** START Dataset records **

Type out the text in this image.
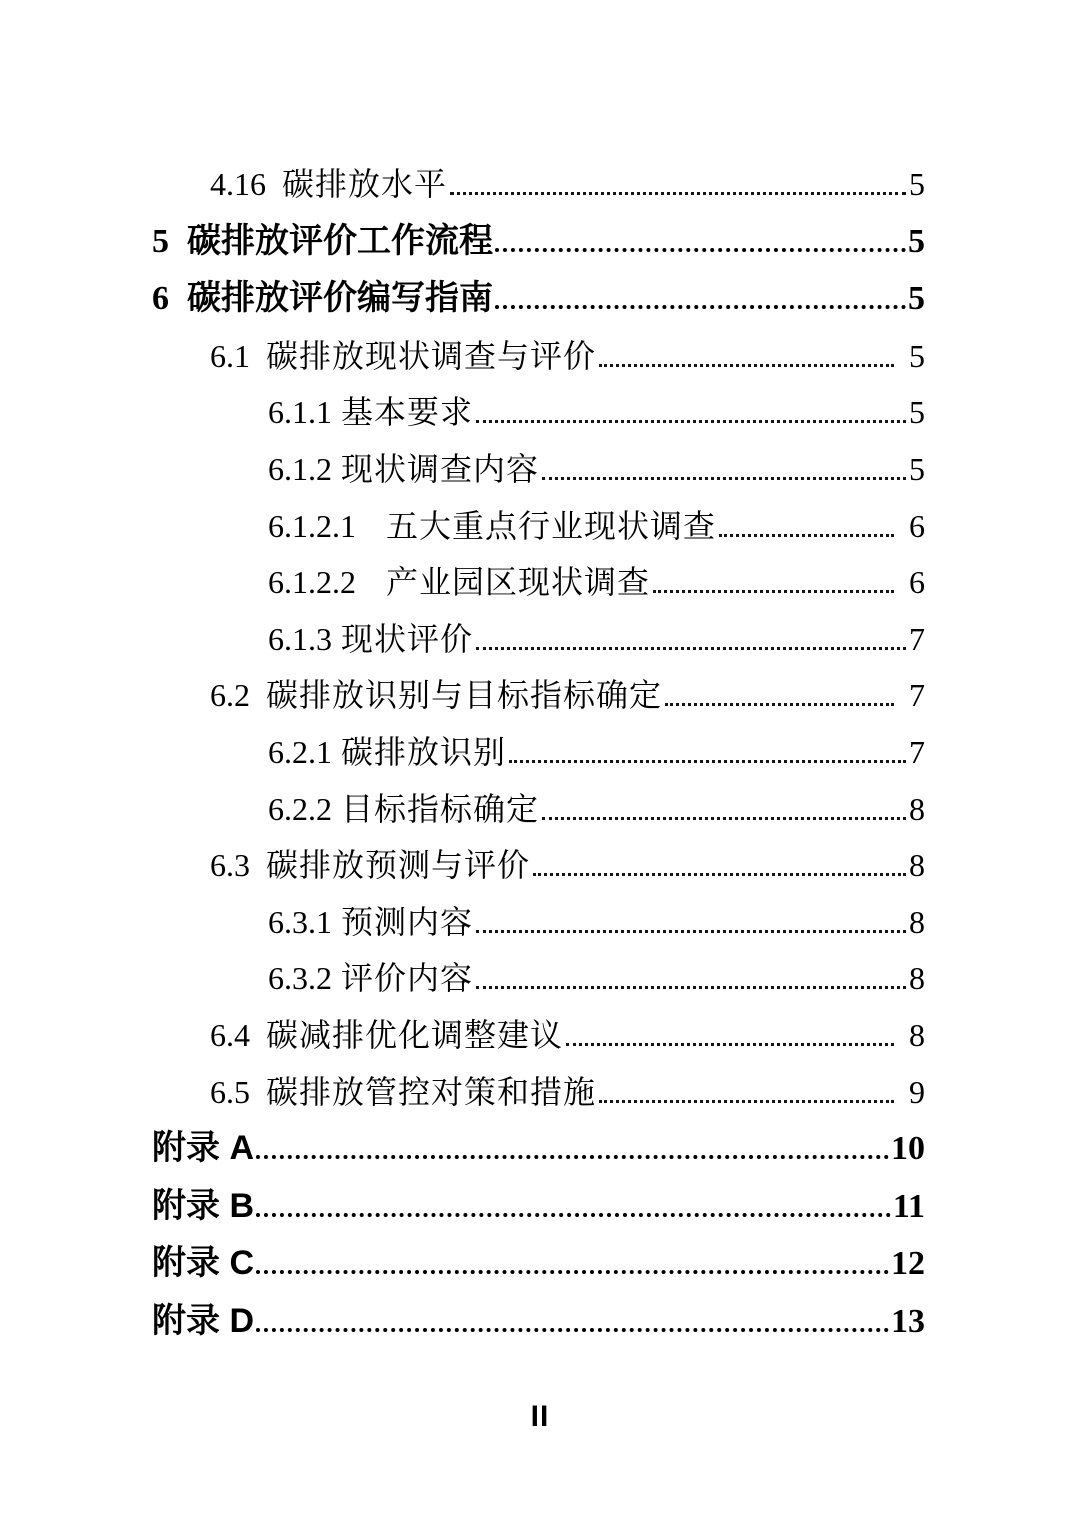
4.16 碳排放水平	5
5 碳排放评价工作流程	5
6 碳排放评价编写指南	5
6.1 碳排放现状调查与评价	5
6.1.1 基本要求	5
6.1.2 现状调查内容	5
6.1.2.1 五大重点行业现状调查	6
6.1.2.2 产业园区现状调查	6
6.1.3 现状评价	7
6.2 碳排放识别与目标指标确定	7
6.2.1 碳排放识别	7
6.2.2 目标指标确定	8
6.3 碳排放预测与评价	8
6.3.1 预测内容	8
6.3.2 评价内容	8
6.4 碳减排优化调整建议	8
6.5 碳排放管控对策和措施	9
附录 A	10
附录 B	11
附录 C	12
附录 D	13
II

** END Dataset records **

§ **Exercise task**
Quote every record above exactly, leaving out the pictures.

§ **Task response**
Type out the text in this image.
4.16 碳排放水平	5
5 碳排放评价工作流程	5
6 碳排放评价编写指南	5
6.1 碳排放现状调查与评价	5
6.1.1 基本要求	5
6.1.2 现状调查内容	5
6.1.2.1 五大重点行业现状调查	6
6.1.2.2 产业园区现状调查	6
6.1.3 现状评价	7
6.2 碳排放识别与目标指标确定	7
6.2.1 碳排放识别	7
6.2.2 目标指标确定	8
6.3 碳排放预测与评价	8
6.3.1 预测内容	8
6.3.2 评价内容	8
6.4 碳减排优化调整建议	8
6.5 碳排放管控对策和措施	9
附录 A	10
附录 B	11
附录 C	12
附录 D	13
II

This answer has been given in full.